## Written request a
From the comments on burying power lines, list each abbreviation that is written entirely in capital letters. Count repeated ones only once.

## Text passage

* * * * * * *

This is what is sorely lacking in the UK, joined up thinking. They are already excavating for HS2, so bury the lines. You need cooling, so run the North<>South water transfer pipework alongside to cool it. Three projects in one.
Unfortunately it's the same old story in the UK, the kind of thinking where the council will resurface your road then the water board will come and dig it up two weeks later to lay new pipes.
reteps - the dissipation mechanisms for DC and AC are slightly different - there's the instantaneous I^2xR ohmic heating at point in the wire, which will be the same for both systems, assuming the same conductor configuration and taking into account the RMS average of a time-varying sinusoid . That is the stuff in the wire, however the AC system also produces a time-varying magnetic field in the vicinity of the wire.
This could be reduced if you twist the two conductors together tightly, but I suspect that making a cable with two tightly twisted conductors running at hundreds of kV voltage difference is not something that you really want to consider the insurance on. So just thinking about a simple single phase set up the flow and return wires are going to be separated by a metre or two - and in this configuration they form a rather thin, but very long single turn winding in a transformer that has the rest of the planet as its secondary. The secondary circuit acts as a parasitic load that adds to the overall loss experienced by the AC transmission method.
@Cowboyinvestor, I was talking about EHV. I think that 11 - 33kV is not too dissimilar in price when buried vs. overhead.

* * * * * * *

## Written request b
From the records, extract everything from the line containing "chart-subtitle: x̄ = −0.0562, s" down to the line containing "histogram-bar (305, 401, 322, 438)", including both of those lines, and reproduce each line without changes.

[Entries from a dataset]
* * * * * * *

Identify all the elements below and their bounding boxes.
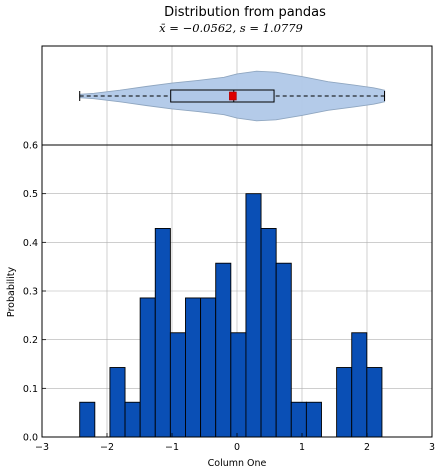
chart-subtitle: x̄ = −0.0562, s = 1.0779 (159, 21, 303, 35)
x-tick-label: −3 (35, 442, 49, 453)
histogram-bar (336, 367, 353, 438)
histogram-bar (79, 401, 96, 438)
histogram-bar (351, 332, 368, 438)
y-tick-label: 0.0 (23, 433, 38, 444)
histogram-bar (154, 228, 171, 438)
y-tick-label: 0.5 (23, 189, 38, 200)
x-tick-label: −1 (165, 442, 179, 453)
violin-plot (41, 45, 433, 146)
mean-marker (229, 91, 237, 101)
histogram-bar (109, 367, 126, 438)
histogram-bar (305, 401, 322, 438)
chart-title: Distribution from pandas (164, 5, 326, 20)
histogram-bar (139, 297, 156, 438)
histogram-bar (366, 367, 383, 438)
histogram-bar (185, 297, 202, 438)
histogram-bar (169, 332, 186, 438)
histogram-bar (215, 262, 232, 438)
histogram-bar (124, 401, 141, 438)
histogram-bar (230, 332, 247, 438)
histogram-bar (290, 401, 307, 438)
x-tick-label: 2 (364, 442, 370, 453)
y-axis-label: Probability (6, 267, 17, 318)
x-axis-label: Column One (208, 458, 267, 469)
histogram-bar (200, 297, 217, 438)
iqr-box (170, 89, 275, 103)
histogram-plot: −3 −2 −1 0 1 2 3 0.0 0.1 0.2 0.3 0.4 0.5 0.6 (23, 141, 435, 454)
x-tick-label: 1 (299, 442, 305, 453)
x-tick-label: −2 (100, 442, 114, 453)
y-tick-label: 0.2 (23, 335, 38, 346)
x-tick-label: 3 (429, 442, 435, 453)
y-tick-label: 0.3 (23, 287, 38, 298)
y-tick-label: 0.4 (23, 238, 38, 249)
y-tick-label: 0.6 (23, 141, 38, 152)
histogram-bar (245, 193, 262, 438)
histogram-bar (260, 228, 277, 438)
y-tick-label: 0.1 (23, 384, 38, 395)
x-tick-label: 0 (234, 442, 240, 453)
histogram-bar (275, 262, 292, 438)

* * * * * * *

## Task result a
UK, HS2, DC, AC, RMS, EHV

## Task result b
chart-subtitle: x̄ = −0.0562, s = 1.0779 (159, 21, 303, 35)
x-tick-label: −3 (35, 442, 49, 453)
histogram-bar (336, 367, 353, 438)
histogram-bar (79, 401, 96, 438)
histogram-bar (351, 332, 368, 438)
y-tick-label: 0.0 (23, 433, 38, 444)
histogram-bar (154, 228, 171, 438)
y-tick-label: 0.5 (23, 189, 38, 200)
x-tick-label: −1 (165, 442, 179, 453)
violin-plot (41, 45, 433, 146)
mean-marker (229, 91, 237, 101)
histogram-bar (109, 367, 126, 438)
histogram-bar (305, 401, 322, 438)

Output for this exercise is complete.